* BEGIN *
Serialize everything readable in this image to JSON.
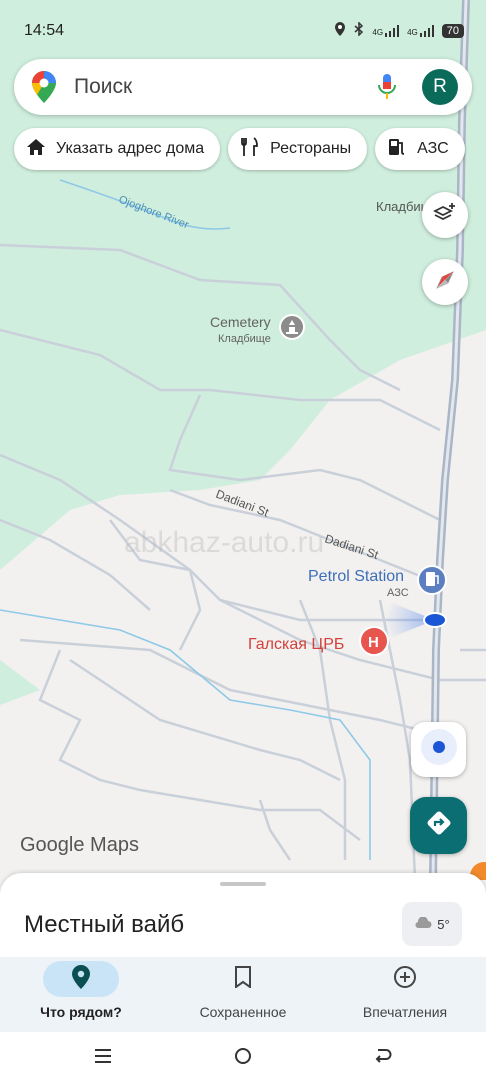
{
  "status_bar": {
    "time": "14:54",
    "network_1": "4G",
    "network_2": "4G",
    "battery": "70"
  },
  "search": {
    "placeholder": "Поиск",
    "avatar_letter": "R"
  },
  "chips": [
    {
      "label": "Указать адрес дома",
      "icon": "home-icon"
    },
    {
      "label": "Рестораны",
      "icon": "fork-knife-icon"
    },
    {
      "label": "АЗС",
      "icon": "fuel-icon"
    }
  ],
  "map": {
    "river_label": "Ojoghore River",
    "cemetery_top_label": "Кладбищ",
    "cemetery_en": "Cemetery",
    "cemetery_ru": "Кладбище",
    "street_1": "Dadiani St",
    "street_2": "Dadiani St",
    "petrol_en": "Petrol Station",
    "petrol_ru": "АЗС",
    "hospital": "Галская ЦРБ",
    "watermark": "abkhaz-auto.ru",
    "attribution": "Google Maps",
    "colors": {
      "forest": "#cfeedd",
      "land": "#f3f1ef",
      "road": "#c9d0da",
      "highway": "#aab6c6",
      "water": "#8ec9e8",
      "accent": "#0b6e73"
    }
  },
  "sheet": {
    "title": "Местный вайб",
    "weather": "5°"
  },
  "bottom_nav": [
    {
      "label": "Что рядом?",
      "icon": "location-pin-icon",
      "active": true
    },
    {
      "label": "Сохраненное",
      "icon": "bookmark-icon",
      "active": false
    },
    {
      "label": "Впечатления",
      "icon": "add-circle-icon",
      "active": false
    }
  ]
}
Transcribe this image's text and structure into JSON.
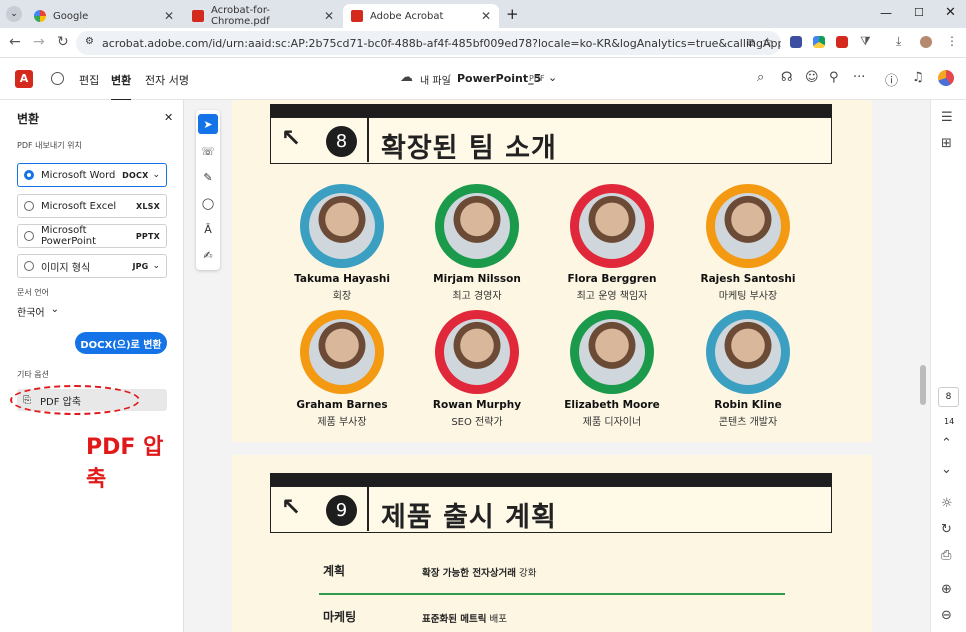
* END *
__Do this__.
The lines to collect are those holding the string "Dadiani"; copy them all.

__Expected output__.
    "street_1": "Dadiani St",
    "street_2": "Dadiani St",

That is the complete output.